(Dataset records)

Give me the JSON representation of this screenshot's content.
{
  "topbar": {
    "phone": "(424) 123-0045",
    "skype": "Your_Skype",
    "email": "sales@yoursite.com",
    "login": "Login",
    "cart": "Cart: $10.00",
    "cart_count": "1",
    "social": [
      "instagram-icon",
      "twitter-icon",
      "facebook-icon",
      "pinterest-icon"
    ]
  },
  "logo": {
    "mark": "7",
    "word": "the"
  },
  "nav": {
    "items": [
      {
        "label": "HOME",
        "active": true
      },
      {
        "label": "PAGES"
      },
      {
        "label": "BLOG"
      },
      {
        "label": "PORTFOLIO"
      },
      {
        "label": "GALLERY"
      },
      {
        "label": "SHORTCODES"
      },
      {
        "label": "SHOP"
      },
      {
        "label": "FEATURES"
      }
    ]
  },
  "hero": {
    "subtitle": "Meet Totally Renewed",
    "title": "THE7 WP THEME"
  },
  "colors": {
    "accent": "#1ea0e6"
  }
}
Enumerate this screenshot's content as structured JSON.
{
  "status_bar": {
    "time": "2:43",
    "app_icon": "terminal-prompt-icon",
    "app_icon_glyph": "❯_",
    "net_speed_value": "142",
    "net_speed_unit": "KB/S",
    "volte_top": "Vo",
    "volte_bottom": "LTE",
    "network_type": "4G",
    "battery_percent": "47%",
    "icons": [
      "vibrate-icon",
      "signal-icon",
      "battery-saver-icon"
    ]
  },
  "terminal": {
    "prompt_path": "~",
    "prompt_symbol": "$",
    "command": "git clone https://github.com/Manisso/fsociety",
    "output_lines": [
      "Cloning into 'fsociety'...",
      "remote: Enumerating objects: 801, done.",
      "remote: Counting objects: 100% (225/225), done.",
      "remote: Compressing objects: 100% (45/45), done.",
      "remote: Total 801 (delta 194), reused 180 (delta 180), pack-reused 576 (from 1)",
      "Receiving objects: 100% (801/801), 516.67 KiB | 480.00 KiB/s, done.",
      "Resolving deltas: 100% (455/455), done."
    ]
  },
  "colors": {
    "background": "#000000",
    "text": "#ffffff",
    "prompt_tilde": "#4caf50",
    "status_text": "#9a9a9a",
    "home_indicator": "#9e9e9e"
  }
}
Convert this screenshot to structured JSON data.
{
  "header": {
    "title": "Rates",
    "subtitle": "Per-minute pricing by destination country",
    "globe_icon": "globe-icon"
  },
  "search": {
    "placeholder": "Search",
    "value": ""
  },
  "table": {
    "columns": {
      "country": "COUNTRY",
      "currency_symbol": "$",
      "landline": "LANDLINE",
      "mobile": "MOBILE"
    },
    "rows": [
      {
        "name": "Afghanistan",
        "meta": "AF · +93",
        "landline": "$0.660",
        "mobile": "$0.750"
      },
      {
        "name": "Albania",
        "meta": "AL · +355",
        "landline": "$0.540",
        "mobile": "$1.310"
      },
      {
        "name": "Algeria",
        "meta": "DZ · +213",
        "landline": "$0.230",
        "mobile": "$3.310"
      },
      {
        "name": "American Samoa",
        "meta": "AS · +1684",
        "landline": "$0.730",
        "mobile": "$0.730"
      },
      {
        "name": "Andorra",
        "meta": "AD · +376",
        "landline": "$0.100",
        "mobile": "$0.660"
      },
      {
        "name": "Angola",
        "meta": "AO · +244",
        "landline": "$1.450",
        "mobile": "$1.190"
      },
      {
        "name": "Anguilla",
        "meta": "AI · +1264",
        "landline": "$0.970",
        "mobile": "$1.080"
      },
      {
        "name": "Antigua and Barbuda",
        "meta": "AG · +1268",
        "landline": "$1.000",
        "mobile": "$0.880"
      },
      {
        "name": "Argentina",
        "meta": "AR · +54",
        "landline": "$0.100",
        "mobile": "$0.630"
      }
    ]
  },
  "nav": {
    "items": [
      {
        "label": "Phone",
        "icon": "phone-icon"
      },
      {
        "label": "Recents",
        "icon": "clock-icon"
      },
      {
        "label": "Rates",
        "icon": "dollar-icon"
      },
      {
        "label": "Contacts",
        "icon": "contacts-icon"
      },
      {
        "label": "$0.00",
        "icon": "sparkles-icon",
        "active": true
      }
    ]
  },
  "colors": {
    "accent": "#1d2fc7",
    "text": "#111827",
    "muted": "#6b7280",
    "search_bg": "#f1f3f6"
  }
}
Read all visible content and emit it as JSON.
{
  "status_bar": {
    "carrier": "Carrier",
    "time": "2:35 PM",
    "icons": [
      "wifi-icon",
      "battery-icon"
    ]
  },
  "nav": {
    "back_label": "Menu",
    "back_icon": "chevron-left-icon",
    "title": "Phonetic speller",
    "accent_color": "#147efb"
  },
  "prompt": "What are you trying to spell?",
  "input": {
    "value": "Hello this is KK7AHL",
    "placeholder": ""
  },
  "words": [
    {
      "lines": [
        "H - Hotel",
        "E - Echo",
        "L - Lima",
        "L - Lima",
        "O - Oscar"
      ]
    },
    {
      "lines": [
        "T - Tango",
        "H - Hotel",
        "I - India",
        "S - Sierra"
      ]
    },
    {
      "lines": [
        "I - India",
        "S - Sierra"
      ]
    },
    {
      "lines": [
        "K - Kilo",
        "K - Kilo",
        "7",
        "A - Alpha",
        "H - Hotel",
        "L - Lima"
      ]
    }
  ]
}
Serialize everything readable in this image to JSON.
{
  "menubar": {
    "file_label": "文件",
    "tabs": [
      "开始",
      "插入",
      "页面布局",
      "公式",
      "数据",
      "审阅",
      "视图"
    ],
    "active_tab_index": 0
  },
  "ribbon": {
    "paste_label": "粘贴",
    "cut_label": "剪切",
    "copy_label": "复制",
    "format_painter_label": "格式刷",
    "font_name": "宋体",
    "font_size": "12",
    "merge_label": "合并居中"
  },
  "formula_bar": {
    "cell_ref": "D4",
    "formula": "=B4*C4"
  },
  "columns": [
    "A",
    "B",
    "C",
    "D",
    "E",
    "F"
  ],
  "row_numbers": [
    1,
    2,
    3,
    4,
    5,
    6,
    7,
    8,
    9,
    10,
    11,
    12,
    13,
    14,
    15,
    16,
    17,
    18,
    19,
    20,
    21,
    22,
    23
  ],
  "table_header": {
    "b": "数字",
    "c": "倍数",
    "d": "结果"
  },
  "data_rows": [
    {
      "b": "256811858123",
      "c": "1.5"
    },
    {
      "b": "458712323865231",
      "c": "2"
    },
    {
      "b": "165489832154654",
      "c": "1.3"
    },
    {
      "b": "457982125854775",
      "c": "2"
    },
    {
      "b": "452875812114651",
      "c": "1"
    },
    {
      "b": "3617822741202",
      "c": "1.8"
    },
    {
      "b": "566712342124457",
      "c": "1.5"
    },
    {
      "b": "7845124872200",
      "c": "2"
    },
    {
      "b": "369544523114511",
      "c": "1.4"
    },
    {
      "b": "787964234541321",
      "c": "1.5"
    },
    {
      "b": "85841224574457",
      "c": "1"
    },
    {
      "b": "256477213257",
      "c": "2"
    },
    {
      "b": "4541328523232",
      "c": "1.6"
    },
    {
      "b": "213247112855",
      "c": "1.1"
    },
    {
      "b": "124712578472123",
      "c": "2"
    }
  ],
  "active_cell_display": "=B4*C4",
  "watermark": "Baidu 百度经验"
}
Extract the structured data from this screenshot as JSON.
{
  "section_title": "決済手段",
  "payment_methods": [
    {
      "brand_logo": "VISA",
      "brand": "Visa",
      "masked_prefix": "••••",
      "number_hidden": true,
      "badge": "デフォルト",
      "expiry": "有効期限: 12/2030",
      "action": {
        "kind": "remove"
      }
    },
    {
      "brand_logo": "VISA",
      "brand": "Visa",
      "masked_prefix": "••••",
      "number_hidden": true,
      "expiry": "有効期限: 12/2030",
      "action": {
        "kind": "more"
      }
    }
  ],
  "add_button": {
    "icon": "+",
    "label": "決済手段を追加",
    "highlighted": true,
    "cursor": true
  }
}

GOAL >> Select and copy every line of the material that holds the string "terminal".

WRITTEN SOLUTION >>
    "app_icon": "terminal-prompt-icon",
  "terminal": {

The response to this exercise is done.